▶ _INFORMATION PROVIDED_:
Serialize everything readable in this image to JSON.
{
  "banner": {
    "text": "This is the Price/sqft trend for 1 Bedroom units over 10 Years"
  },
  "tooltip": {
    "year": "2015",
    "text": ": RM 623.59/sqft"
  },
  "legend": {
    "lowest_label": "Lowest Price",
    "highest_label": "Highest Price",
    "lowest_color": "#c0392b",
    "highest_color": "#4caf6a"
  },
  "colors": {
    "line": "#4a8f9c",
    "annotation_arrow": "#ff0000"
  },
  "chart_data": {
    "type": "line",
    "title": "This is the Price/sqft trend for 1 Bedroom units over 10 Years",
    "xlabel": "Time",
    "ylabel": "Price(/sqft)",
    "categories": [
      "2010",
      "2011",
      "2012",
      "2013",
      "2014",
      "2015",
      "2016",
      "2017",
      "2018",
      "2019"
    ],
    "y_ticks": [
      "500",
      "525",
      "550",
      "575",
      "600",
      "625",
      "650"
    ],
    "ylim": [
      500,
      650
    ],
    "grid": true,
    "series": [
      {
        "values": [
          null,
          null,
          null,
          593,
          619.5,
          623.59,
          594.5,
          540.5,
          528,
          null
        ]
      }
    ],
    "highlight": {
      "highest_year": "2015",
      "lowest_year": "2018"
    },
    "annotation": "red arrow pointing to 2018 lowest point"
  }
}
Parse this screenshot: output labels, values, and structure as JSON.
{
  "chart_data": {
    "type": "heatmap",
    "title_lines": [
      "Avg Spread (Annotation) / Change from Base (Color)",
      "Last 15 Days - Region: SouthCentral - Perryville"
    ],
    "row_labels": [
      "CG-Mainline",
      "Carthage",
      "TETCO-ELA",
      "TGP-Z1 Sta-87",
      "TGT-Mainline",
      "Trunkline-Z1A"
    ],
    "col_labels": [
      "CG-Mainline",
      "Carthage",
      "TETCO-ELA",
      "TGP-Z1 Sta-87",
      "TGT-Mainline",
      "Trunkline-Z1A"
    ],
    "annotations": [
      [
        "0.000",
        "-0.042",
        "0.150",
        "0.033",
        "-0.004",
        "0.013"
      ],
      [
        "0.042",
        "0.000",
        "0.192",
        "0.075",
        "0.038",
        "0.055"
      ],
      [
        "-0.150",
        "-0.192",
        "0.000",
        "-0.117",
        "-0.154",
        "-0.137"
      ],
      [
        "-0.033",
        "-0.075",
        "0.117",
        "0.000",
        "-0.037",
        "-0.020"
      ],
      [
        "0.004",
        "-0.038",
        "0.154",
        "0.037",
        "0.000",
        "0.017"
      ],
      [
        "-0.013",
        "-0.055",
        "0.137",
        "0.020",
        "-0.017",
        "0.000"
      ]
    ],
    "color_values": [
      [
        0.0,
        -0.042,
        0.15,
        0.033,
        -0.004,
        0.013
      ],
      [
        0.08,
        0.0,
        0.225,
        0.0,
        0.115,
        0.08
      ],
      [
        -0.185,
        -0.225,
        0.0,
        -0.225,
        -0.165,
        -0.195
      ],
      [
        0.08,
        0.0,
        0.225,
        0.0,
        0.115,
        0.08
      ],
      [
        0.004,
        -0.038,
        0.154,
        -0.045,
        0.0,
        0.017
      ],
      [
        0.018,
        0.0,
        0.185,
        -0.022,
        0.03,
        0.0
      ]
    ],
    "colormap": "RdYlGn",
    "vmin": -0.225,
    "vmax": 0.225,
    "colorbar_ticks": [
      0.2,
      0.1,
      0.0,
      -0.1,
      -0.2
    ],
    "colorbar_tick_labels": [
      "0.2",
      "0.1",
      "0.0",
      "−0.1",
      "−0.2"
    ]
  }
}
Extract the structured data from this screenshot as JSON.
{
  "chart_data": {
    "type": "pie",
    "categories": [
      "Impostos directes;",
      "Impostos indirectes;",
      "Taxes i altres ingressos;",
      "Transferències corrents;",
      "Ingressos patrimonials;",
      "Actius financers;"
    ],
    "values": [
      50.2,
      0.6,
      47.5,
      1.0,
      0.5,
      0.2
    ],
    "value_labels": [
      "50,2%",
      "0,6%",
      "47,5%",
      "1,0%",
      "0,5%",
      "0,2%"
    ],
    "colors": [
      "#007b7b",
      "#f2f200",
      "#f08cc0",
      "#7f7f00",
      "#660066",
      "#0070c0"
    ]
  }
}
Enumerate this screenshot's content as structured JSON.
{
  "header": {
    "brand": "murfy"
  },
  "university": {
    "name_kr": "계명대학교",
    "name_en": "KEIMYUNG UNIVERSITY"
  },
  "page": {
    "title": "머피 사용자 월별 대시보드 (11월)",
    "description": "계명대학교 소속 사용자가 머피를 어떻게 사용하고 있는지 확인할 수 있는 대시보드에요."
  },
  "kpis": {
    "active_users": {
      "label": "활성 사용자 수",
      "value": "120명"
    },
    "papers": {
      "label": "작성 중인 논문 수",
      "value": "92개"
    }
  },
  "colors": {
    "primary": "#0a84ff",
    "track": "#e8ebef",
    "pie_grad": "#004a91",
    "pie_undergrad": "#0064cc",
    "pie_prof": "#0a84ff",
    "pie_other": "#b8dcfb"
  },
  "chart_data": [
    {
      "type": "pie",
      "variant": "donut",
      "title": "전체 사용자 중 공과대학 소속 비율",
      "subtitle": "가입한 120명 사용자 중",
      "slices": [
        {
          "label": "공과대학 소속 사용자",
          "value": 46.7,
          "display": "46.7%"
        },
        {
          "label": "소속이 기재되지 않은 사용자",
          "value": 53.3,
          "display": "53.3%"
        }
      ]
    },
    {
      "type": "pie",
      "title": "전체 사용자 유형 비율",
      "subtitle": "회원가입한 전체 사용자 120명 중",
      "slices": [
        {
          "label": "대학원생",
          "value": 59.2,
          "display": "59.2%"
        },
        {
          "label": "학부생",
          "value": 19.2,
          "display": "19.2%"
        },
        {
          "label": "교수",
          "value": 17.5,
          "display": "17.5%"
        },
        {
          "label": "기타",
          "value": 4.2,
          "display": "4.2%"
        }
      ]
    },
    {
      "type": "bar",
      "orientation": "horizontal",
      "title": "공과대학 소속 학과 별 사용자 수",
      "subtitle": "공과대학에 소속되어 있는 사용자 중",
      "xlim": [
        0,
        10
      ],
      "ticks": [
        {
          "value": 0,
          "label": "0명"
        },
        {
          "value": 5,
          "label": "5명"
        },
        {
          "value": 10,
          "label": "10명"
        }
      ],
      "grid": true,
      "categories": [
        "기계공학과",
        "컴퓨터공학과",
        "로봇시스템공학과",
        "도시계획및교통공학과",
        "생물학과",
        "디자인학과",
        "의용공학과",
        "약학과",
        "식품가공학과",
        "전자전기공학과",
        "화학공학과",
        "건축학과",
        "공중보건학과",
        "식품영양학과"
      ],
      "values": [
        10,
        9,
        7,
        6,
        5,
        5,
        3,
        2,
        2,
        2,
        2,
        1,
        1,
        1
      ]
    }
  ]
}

▶ _WHAT THIS TASK INVOLVES_: Tell how many lines of the material above hold "Years", answering with a bare number.

▶ _THE RESULT_: 2